▶ **TEXT SEGMENT**
DEVELOPMENT UPDATE 08:03:2022

tl;dr still not out

TO: SQUADRON 42 RECRUITS

SUBJ: DEVELOPMENT UPDATE 08:03:2022

REF: CIG UK, CIG DE, CIG LA, CIG TX

FAO Squadron 42 Recruits.

Welcome to July’s Squadron 42 development report. Enclosed you will find details on the latest progress made across the campaign, including updates to Vanduul movement, level design, and character art.

Thank you for your continued support of Squadron 42.

Sincerely,

CIG COMMUNICATIONS
AI (Content)

Last month, AI Content dedicated time to bug-fixing existing features. They identified the top 20 usables that the AI interact with and set out to fix as many issues as possible in two weeks. The issues were triaged and arranged into three categories:

Bugs that the AI designers could solve

Bugs that AI animators could solve

Code issues not solvable by AI Content

By the end, approximately 50 issues had been solved before the team returned to feature work.

July’s feature work included supporting the weapons vendor setup by creating weapon pickup and place animations, progressing with the locomotion polish mentioned last month, and retargeting overlay animations to the female skeleton.

The AI designers continued implementing the dynamic conversations feature, expanding it to the eat-and-drink behavior. Now, NPCs can have conversations between bites or drinks.

“We are pleased with the result, as it makes the AI feel less individual and more connected with other NPCs.” AI Content Team

AI engineers will now also seek out colleagues at wall panels and work zones (e.g. broken pipes) to start conversations. They’re currently working on implementing chatter for AI in bunk beds and arcade machines too.
AI (Features)

For human combat, AI Features continued to work on tactic selection, including implementing a more data-driven approach to setting up the scoring factors in Data-Forge. This will allow the designers to quickly tweak values to produce the best possible range of combat behaviors for the situation, including with multiple combatants with different setups and ranges. This solution extends the ‘function selection’ in Subsumption to allow the game code to register a custom probability calculator, which will provide benefits in general, not just for combat behaviors.

They also began aligning the existing perception systems to a new design where the perception meter rises depending on different stimuli (hearing footsteps or gunfire, seeing a target, etc.) and falls over time. Once different threshold levels on the meter are hit, they trigger different alertness levels that determine specific reaction animations and behaviors. For example, at the lowest level, the AI will react by simply turning their head toward the stimulus. At the middle level, they will investigate the stimulus and, at the highest, they will enter combat. Stimuli can also impact the meter in different ways based on the conditions of the target, including whether they’re crouched or standing and the location’s lighting.

Work also started on the investigation behavior, with the devs implementing a system to allow NPCs to determine potential enemy hiding spots, check them, and keep track of which ones they’ve seen. The next stage is for NPCs to share information so they can cover a level together.

They’re also working to improve the consistency of cover selection using the automatic cover generation system. They’re also planning to improve the quality of cover and provide more information to the AI so that less decision making has to be made at runtime.

They also blocked out animations for human-AI mantling and vaulting to give NPCs more locomotion options when moving around the environment. Clean-up and timing tasks were also completed for the spec-ops animation sets.

▶ **REQUIRED WORK**
1. According to the Squadron 42 development update, roughly how many issues had AI Content solved before the team returned to feature work?
2. Extend the Squadron 42 development update, picking up right after its final sentence.

▶ **COLLECTED DATA**

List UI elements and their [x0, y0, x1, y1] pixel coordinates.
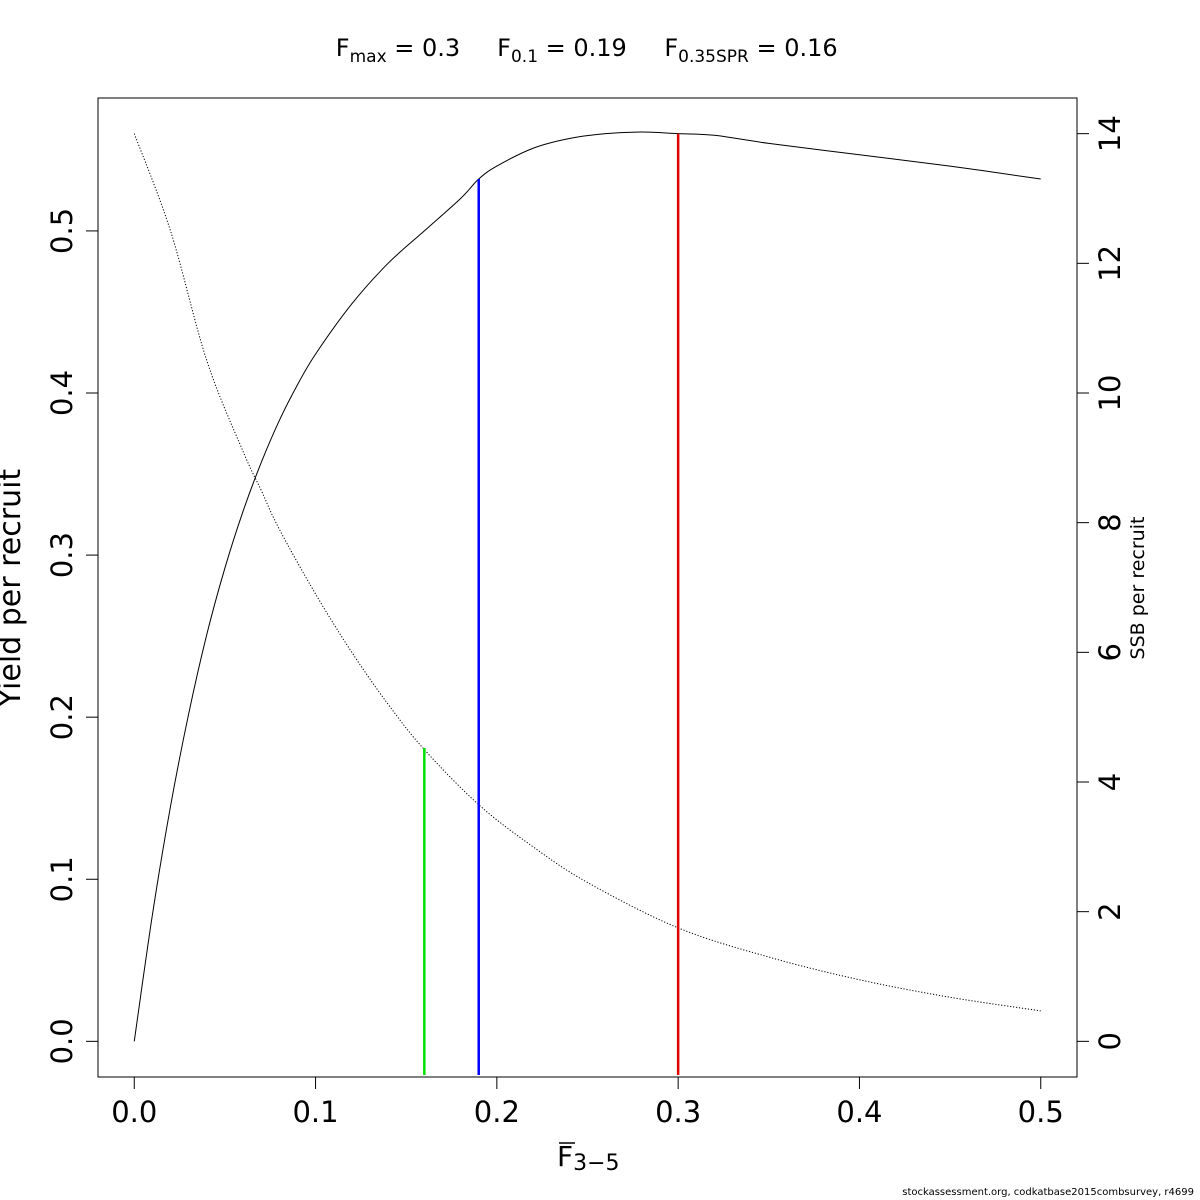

▶ **OUTPUTS**
1. Approximately 50 issues.

2.
For the Vanduul, the team blocked out several animations, including piloting, and some location-specific animations used to get the Vanduul from their spawn positions (often off the navigation mesh) into the level.
AI (Tech)

During July, AI Tech focused on extending the functionalities required to traverse navigation islands using special actions. This included implementing new adapters for navigation links to include mantling, jumping down, and vaulting.

“The basic idea is that, using all the existing markup, we want to allow NPCs to perform similar actions to the player in the environment. For example, we adjusted the ledge objects to include specifications that evaluate the navmesh and link multiple islands correctly.” AI Tech Team

They also continued R&D on seamless transitions into usables. This time, they implemented a cleaner and more reliable system for sharp-turn animations, giving more natural movement to NPCs following paths around corners. This allows helps NPCs feel ‘heavier’ and show weight balancing when moving over sharp corners.

Progress was also made on the locomotion refactor. Last month, the team began improving how AI actors process movement, which will allow them to decouple movement requests from what processes it. This is an important change to better support multiple path-followers used in different contexts. For example, actors, creatures, or NPCs driving a vehicle or pushing a trolley. They’re currently preparing to integrate into the Squadron 42 branch and verify that everything works as expected.

For the Subsumption editor within the sandbox tool, AI Tech implemented new functionality and stabilized the tool to finally open up the usage to all the designers.

A better AI-debug UI using imGUI is currently being implemented to allow the devs to select and inspect NPC behaviors. The tool can split the NPCs present in each zone, select multiple NPCs, and inspect their properties.

Progress was also made on ship reinforcement for Alpha 3.17.1. The team made the feature more robust by adding better monitoring of the disembarking process from the pilot’s perspective. They also added an abort phase for the dropship in case the drop location is occupied, and the pilot can now monitor the presence of a player inside the cargo area.

They also fixed several bugs relating to slow reaction time and desyncs/teleports. These issues are mostly caused by a low server framerate but the devs optimized the code and implemented tweaks to allow the code to better handle some of those situations.
AI (Vehicles)

In July, the AI Vehicle Team finished enabling AI to use master modes; AI is now fully integrated with the ability to swap master modes when required by the operator mode they want to use. The designers will also soon be able to cycle modes to give AI access to higher SCM speeds when designing behaviors.

Bug fixes were also made throughout the month, including an issue with the ‘FlyTo’ not computing an efficient path and dive attacks not ignoring driverless space ships.
Animation

Last month, the Animation team further developed zero-g movement and navigation, adjusting the feel to give a better overall experience. They also worked on a new SMG, additional weapons for the master-at-arms, ladder interactions, female console use, and locomotion (sharp turns and jukes).

New mobiGlas interactions were developed to give a more realistic feel to characters, and progress was made on the Vanduul, this time searching vents and climbing.

On the facial side, improvements to the facial animations of the named cast members continued.
Art (Characters)

The Character team spent June focusing on the remaining Navy faction outfits and progressed with the Screaming Galsons armors. They’re currently preparing to create the Shubin mining outfits and work with Tech Animation on head scans for various characters.
Art (Weapons)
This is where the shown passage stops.